- [REQUEST]: Using the records provided below, locate and copy each line that contains the word "唐山市人民医院宁养院".

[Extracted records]
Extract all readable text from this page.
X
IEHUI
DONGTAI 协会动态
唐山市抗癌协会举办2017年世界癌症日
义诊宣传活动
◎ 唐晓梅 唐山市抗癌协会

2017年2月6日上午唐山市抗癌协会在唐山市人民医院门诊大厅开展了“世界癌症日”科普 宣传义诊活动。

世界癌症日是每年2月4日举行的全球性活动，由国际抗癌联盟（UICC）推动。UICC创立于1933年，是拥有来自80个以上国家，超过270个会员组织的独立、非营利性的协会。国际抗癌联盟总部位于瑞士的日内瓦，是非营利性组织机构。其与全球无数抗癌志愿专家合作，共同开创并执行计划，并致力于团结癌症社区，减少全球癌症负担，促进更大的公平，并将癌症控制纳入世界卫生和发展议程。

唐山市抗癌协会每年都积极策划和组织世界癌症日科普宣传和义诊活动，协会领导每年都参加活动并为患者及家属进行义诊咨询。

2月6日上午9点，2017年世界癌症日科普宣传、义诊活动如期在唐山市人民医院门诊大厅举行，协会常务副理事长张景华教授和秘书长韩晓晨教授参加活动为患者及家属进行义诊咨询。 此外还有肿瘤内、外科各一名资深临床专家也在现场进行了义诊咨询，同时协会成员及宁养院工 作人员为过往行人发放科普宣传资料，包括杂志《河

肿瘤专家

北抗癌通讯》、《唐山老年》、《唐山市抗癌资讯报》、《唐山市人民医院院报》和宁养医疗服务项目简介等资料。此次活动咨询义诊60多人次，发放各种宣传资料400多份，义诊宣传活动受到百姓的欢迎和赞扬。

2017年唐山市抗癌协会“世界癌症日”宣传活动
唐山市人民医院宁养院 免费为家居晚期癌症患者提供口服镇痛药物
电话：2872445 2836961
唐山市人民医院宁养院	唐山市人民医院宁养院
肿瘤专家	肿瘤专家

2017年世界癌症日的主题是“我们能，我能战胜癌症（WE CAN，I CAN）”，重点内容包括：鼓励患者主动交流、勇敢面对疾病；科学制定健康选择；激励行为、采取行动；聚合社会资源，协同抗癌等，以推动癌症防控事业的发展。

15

- [CORRECT OUTPUT]:
唐山市人民医院宁养院 免费为家居晚期癌症患者提供口服镇痛药物
唐山市人民医院宁养院	唐山市人民医院宁养院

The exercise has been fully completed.